A run of records
════════

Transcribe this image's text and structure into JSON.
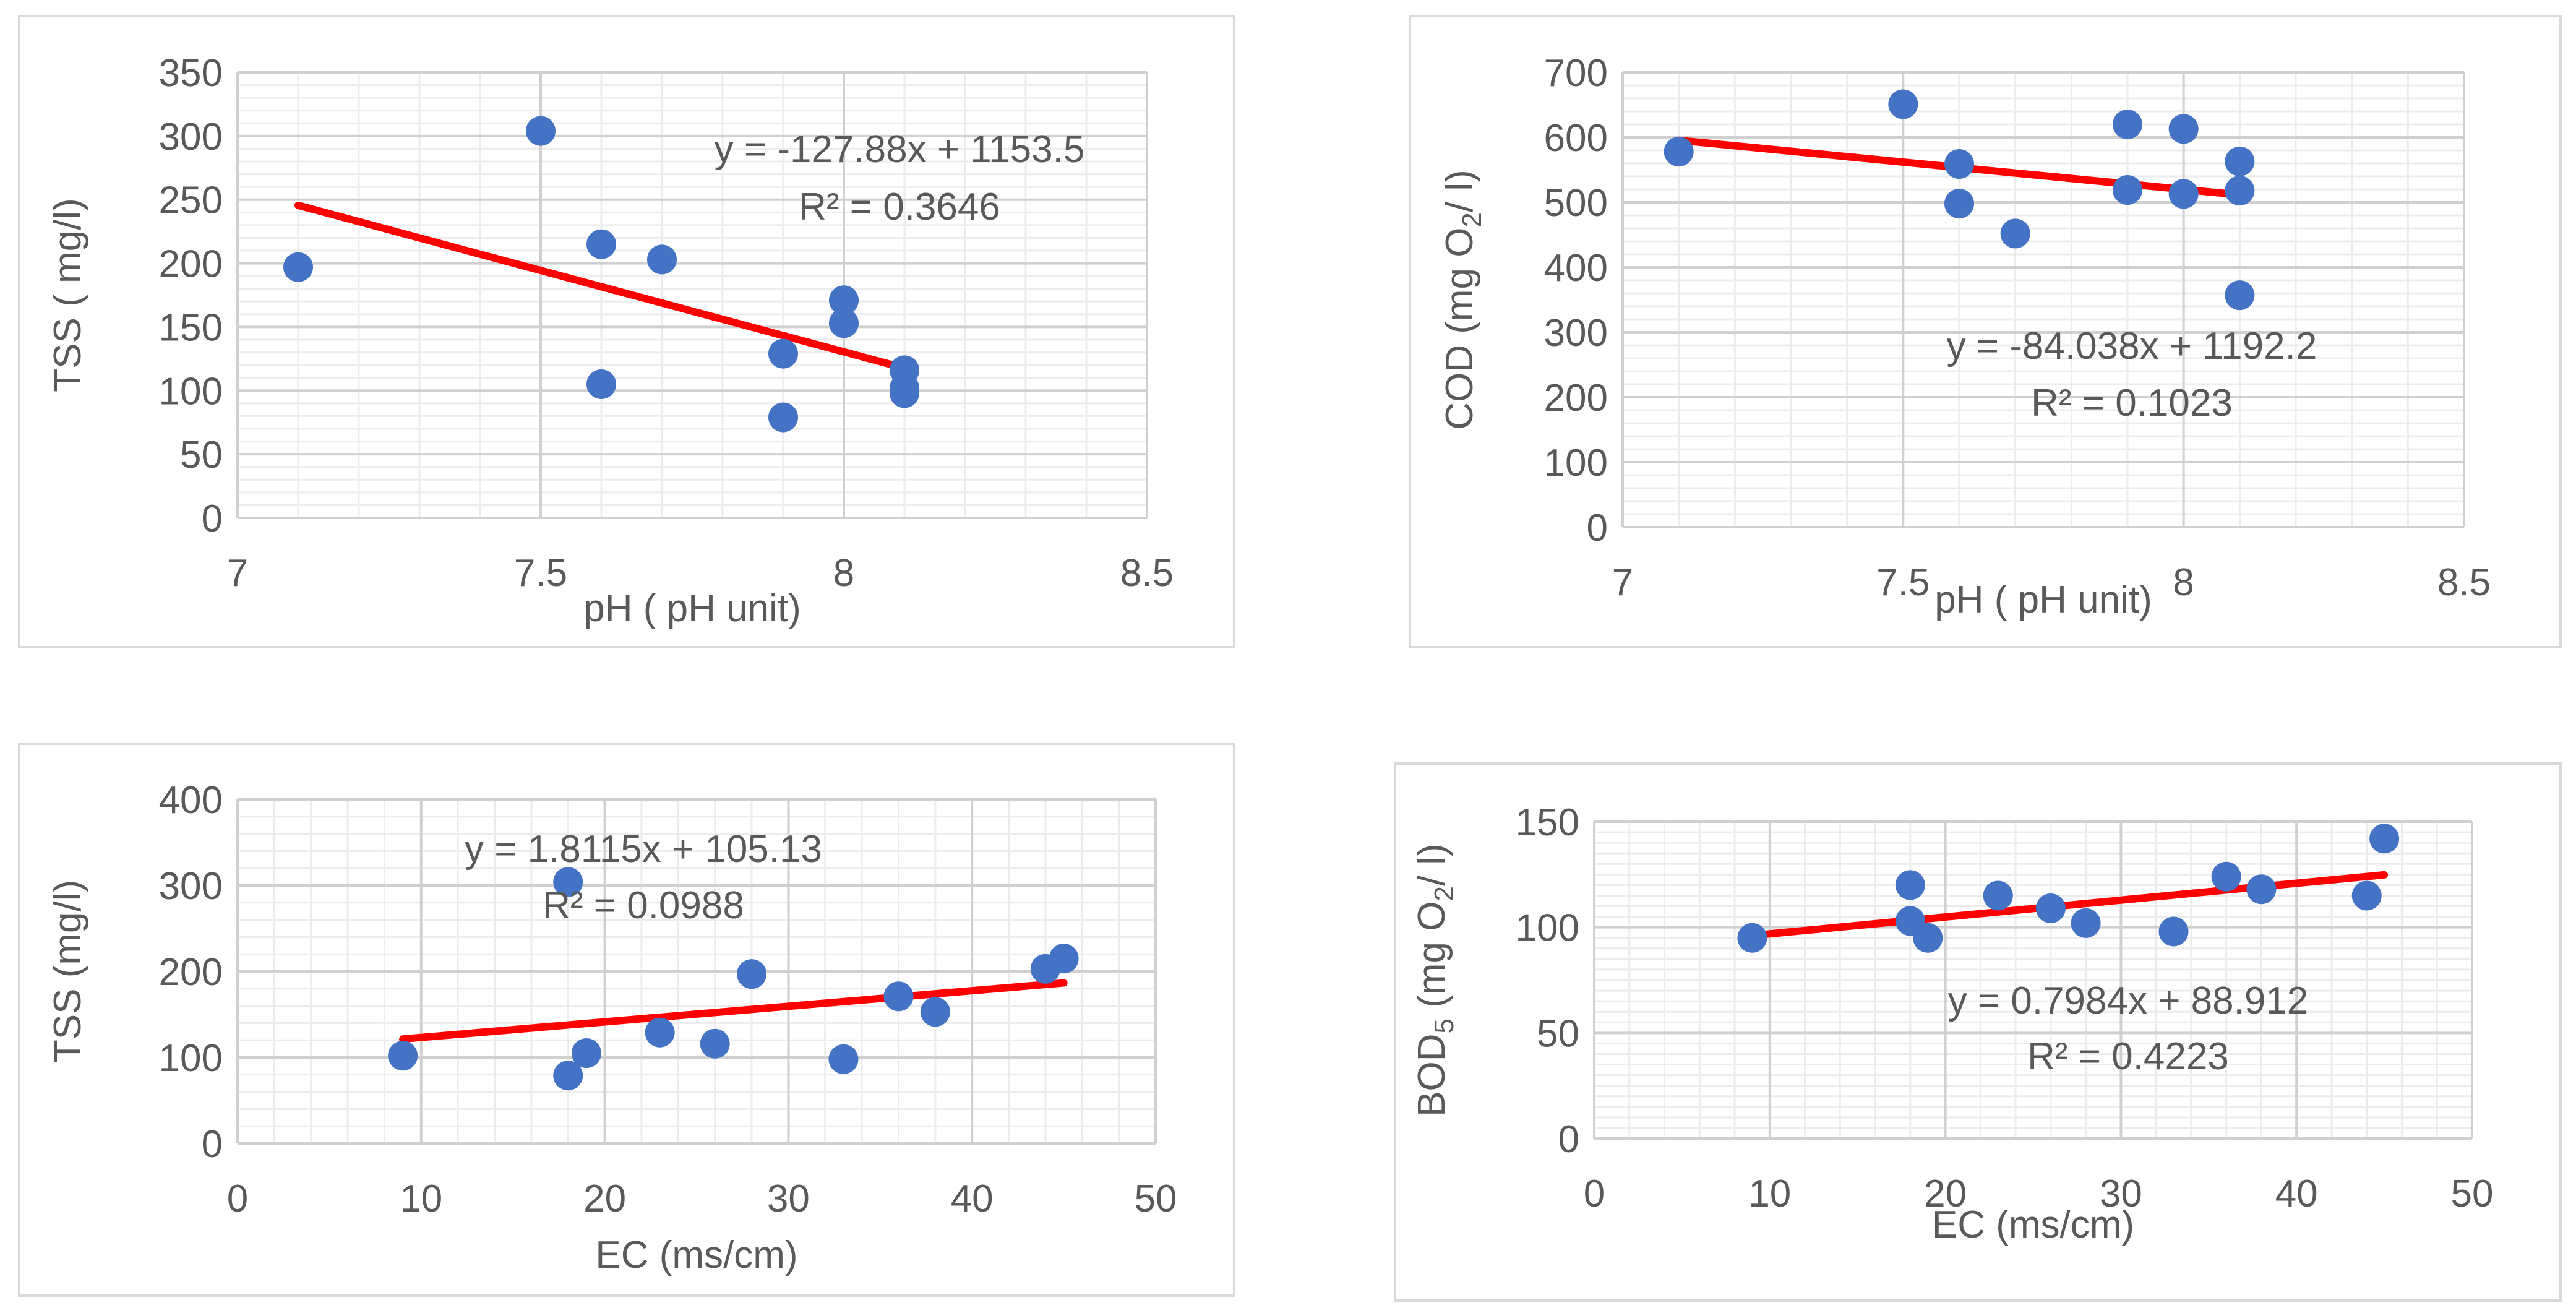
{
  "chart_data": [
    {
      "type": "scatter",
      "xlabel": "pH ( pH unit)",
      "ylabel": "TSS ( mg/l)",
      "xlim": [
        7,
        8.5
      ],
      "ylim": [
        0,
        350
      ],
      "xticks": [
        7,
        7.5,
        8,
        8.5
      ],
      "xtick_labels": [
        "7",
        "7.5",
        "8",
        "8.5"
      ],
      "yticks": [
        0,
        50,
        100,
        150,
        200,
        250,
        300,
        350
      ],
      "ytick_labels": [
        "0",
        "50",
        "100",
        "150",
        "200",
        "250",
        "300",
        "350"
      ],
      "x_minor_step": 0.1,
      "y_minor_step": 10,
      "points": [
        [
          7.1,
          197
        ],
        [
          7.5,
          304
        ],
        [
          7.6,
          215
        ],
        [
          7.6,
          105
        ],
        [
          7.7,
          203
        ],
        [
          7.9,
          129
        ],
        [
          7.9,
          79
        ],
        [
          8.0,
          171
        ],
        [
          8.0,
          153
        ],
        [
          8.1,
          116
        ],
        [
          8.1,
          102
        ],
        [
          8.1,
          98
        ]
      ],
      "trendline": {
        "slope": -127.88,
        "intercept": 1153.5,
        "x_range": [
          7.1,
          8.1
        ],
        "equation": "y = -127.88x + 1153.5",
        "r2": "R² = 0.3646"
      },
      "marker_color": "#4472c4",
      "trend_color": "#ff0000"
    },
    {
      "type": "scatter",
      "xlabel": "pH ( pH unit)",
      "ylabel_main": "COD (mg O",
      "ylabel_sub": "2",
      "ylabel_tail": "/ l)",
      "xlim": [
        7,
        8.5
      ],
      "ylim": [
        0,
        700
      ],
      "xticks": [
        7,
        7.5,
        8,
        8.5
      ],
      "xtick_labels": [
        "7",
        "7.5",
        "8",
        "8.5"
      ],
      "yticks": [
        0,
        100,
        200,
        300,
        400,
        500,
        600,
        700
      ],
      "ytick_labels": [
        "0",
        "100",
        "200",
        "300",
        "400",
        "500",
        "600",
        "700"
      ],
      "x_minor_step": 0.1,
      "y_minor_step": 20,
      "points": [
        [
          7.1,
          578
        ],
        [
          7.5,
          651
        ],
        [
          7.6,
          559
        ],
        [
          7.6,
          498
        ],
        [
          7.7,
          452
        ],
        [
          7.9,
          620
        ],
        [
          7.9,
          519
        ],
        [
          8.0,
          613
        ],
        [
          8.0,
          513
        ],
        [
          8.1,
          563
        ],
        [
          8.1,
          518
        ],
        [
          8.1,
          357
        ]
      ],
      "trendline": {
        "slope": -84.038,
        "intercept": 1192.2,
        "x_range": [
          7.1,
          8.1
        ],
        "equation": "y = -84.038x + 1192.2",
        "r2": "R² = 0.1023"
      },
      "marker_color": "#4472c4",
      "trend_color": "#ff0000"
    },
    {
      "type": "scatter",
      "xlabel": "EC (ms/cm)",
      "ylabel": "TSS (mg/l)",
      "xlim": [
        0,
        50
      ],
      "ylim": [
        0,
        400
      ],
      "xticks": [
        0,
        10,
        20,
        30,
        40,
        50
      ],
      "xtick_labels": [
        "0",
        "10",
        "20",
        "30",
        "40",
        "50"
      ],
      "yticks": [
        0,
        100,
        200,
        300,
        400
      ],
      "ytick_labels": [
        "0",
        "100",
        "200",
        "300",
        "400"
      ],
      "x_minor_step": 2,
      "y_minor_step": 20,
      "points": [
        [
          9,
          102
        ],
        [
          18,
          304
        ],
        [
          18,
          79
        ],
        [
          19,
          105
        ],
        [
          23,
          129
        ],
        [
          26,
          116
        ],
        [
          28,
          197
        ],
        [
          33,
          98
        ],
        [
          36,
          171
        ],
        [
          38,
          153
        ],
        [
          44,
          203
        ],
        [
          45,
          215
        ]
      ],
      "trendline": {
        "slope": 1.8115,
        "intercept": 105.13,
        "x_range": [
          9,
          45
        ],
        "equation": "y = 1.8115x + 105.13",
        "r2": "R² = 0.0988"
      },
      "marker_color": "#4472c4",
      "trend_color": "#ff0000"
    },
    {
      "type": "scatter",
      "xlabel": "EC (ms/cm)",
      "ylabel_main": "BOD",
      "ylabel_sub": "5",
      "ylabel_mid": " (mg O",
      "ylabel_sub2": "2",
      "ylabel_tail": "/ l)",
      "xlim": [
        0,
        50
      ],
      "ylim": [
        0,
        150
      ],
      "xticks": [
        0,
        10,
        20,
        30,
        40,
        50
      ],
      "xtick_labels": [
        "0",
        "10",
        "20",
        "30",
        "40",
        "50"
      ],
      "yticks": [
        0,
        50,
        100,
        150
      ],
      "ytick_labels": [
        "0",
        "50",
        "100",
        "150"
      ],
      "x_minor_step": 2,
      "y_minor_step": 5,
      "points": [
        [
          9,
          95
        ],
        [
          18,
          120
        ],
        [
          18,
          103
        ],
        [
          19,
          95
        ],
        [
          23,
          115
        ],
        [
          26,
          109
        ],
        [
          28,
          102
        ],
        [
          33,
          98
        ],
        [
          36,
          124
        ],
        [
          38,
          118
        ],
        [
          44,
          115
        ],
        [
          45,
          142
        ]
      ],
      "trendline": {
        "slope": 0.7984,
        "intercept": 88.912,
        "x_range": [
          9,
          45
        ],
        "equation": "y = 0.7984x + 88.912",
        "r2": "R² = 0.4223"
      },
      "marker_color": "#4472c4",
      "trend_color": "#ff0000"
    }
  ]
}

════════

Across the material above, how many lines include the string "equation"? Only the number is wanted.

4